**WHAT IS EXPECTED**
Strip the pictures and reproduce the rest of the listing exactly.

____________

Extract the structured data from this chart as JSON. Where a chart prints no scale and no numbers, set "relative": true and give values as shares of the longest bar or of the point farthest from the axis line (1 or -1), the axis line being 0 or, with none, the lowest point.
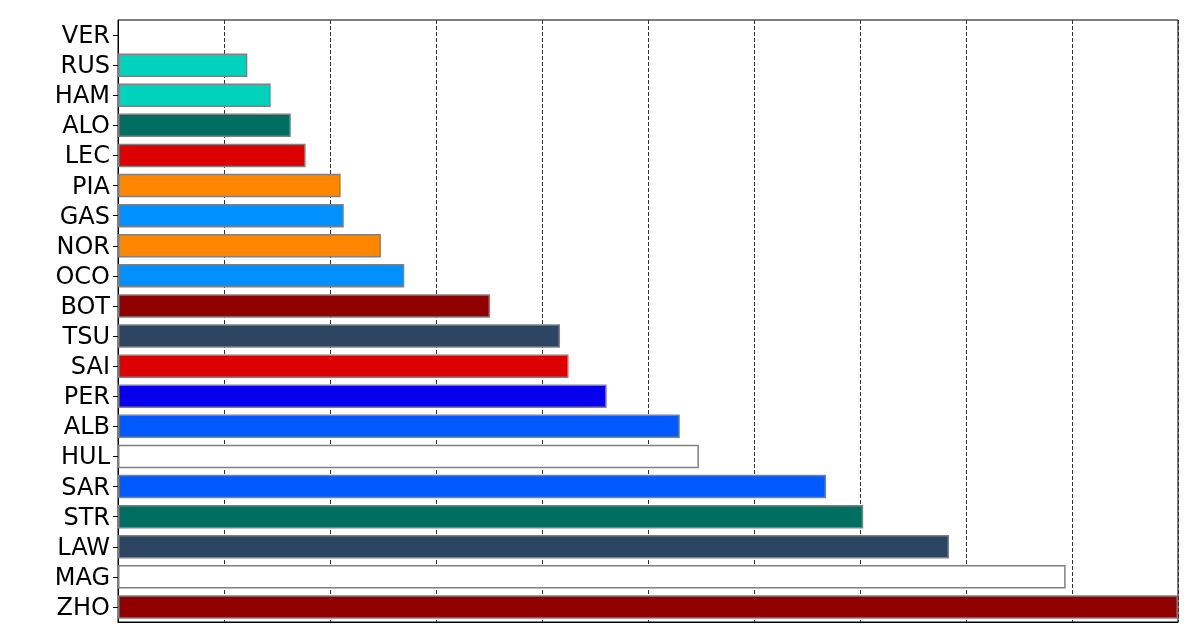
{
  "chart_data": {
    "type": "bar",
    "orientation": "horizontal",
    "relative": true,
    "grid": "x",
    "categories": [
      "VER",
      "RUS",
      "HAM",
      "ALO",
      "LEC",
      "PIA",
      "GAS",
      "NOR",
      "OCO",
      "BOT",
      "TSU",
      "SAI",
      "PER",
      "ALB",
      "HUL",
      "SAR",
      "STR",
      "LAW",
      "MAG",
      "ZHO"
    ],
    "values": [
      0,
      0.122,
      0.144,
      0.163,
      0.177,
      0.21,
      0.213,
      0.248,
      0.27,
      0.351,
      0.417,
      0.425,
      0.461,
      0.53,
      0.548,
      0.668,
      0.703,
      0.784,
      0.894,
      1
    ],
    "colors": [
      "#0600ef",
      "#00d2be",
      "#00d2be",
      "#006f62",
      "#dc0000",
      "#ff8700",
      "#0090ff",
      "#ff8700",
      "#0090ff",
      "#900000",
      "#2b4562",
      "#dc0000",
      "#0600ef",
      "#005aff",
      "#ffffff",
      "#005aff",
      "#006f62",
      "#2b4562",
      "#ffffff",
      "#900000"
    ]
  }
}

____________

**EXERCISE SOLUTION**
Extract the structured data from this chart as JSON. Where a chart prints no scale and no numbers, set "relative": true and give values as shares of the longest bar or of the point farthest from the axis line (1 or -1), the axis line being 0 or, with none, the lowest point.
{
  "chart_data": {
    "type": "bar",
    "orientation": "horizontal",
    "relative": true,
    "grid": "x",
    "categories": [
      "VER",
      "RUS",
      "HAM",
      "ALO",
      "LEC",
      "PIA",
      "GAS",
      "NOR",
      "OCO",
      "BOT",
      "TSU",
      "SAI",
      "PER",
      "ALB",
      "HUL",
      "SAR",
      "STR",
      "LAW",
      "MAG",
      "ZHO"
    ],
    "values": [
      0,
      0.122,
      0.144,
      0.163,
      0.177,
      0.21,
      0.213,
      0.248,
      0.27,
      0.351,
      0.417,
      0.425,
      0.461,
      0.53,
      0.548,
      0.668,
      0.703,
      0.784,
      0.894,
      1
    ],
    "colors": [
      "#0600ef",
      "#00d2be",
      "#00d2be",
      "#006f62",
      "#dc0000",
      "#ff8700",
      "#0090ff",
      "#ff8700",
      "#0090ff",
      "#900000",
      "#2b4562",
      "#dc0000",
      "#0600ef",
      "#005aff",
      "#ffffff",
      "#005aff",
      "#006f62",
      "#2b4562",
      "#ffffff",
      "#900000"
    ]
  }
}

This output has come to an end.